### Directive
Every record must be transcribed in its entirety, apart from the images, which are to be omitted.

** Start of Raw records **

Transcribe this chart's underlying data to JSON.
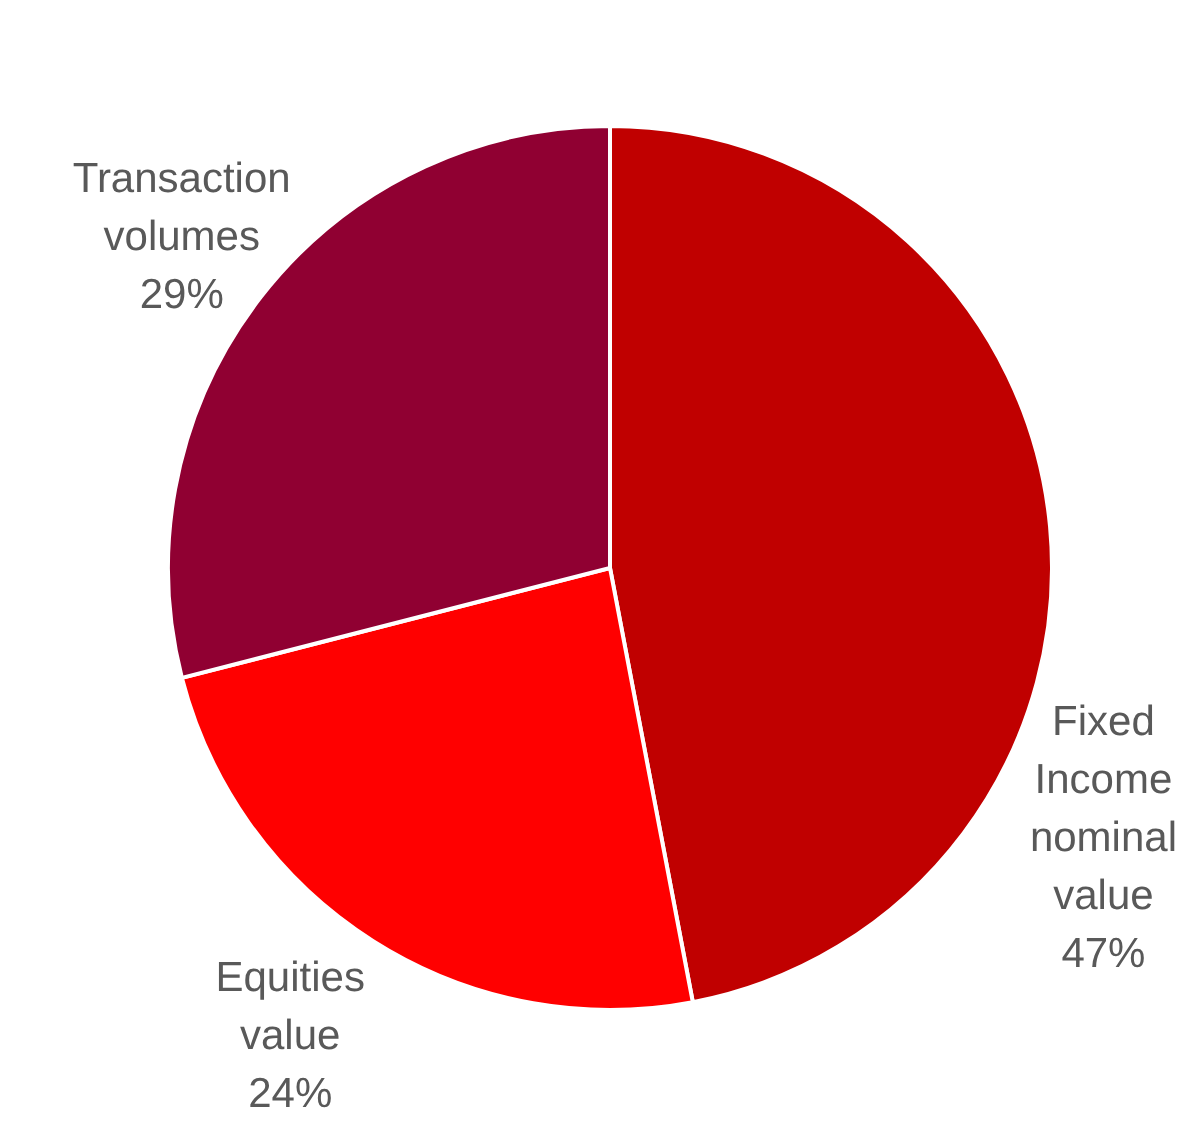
{
  "chart_data": {
    "type": "pie",
    "categories": [
      "Fixed Income nominal value",
      "Equities value",
      "Transaction volumes"
    ],
    "values": [
      47,
      24,
      29
    ],
    "colors": [
      "#c00000",
      "#ff0000",
      "#900032"
    ],
    "value_labels": [
      "47%",
      "24%",
      "29%"
    ]
  }
}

** End of Raw records **

### Expected answer
Transcribe this chart's underlying data to JSON.
{
  "chart_data": {
    "type": "pie",
    "categories": [
      "Fixed Income nominal value",
      "Equities value",
      "Transaction volumes"
    ],
    "values": [
      47,
      24,
      29
    ],
    "colors": [
      "#c00000",
      "#ff0000",
      "#900032"
    ],
    "value_labels": [
      "47%",
      "24%",
      "29%"
    ]
  }
}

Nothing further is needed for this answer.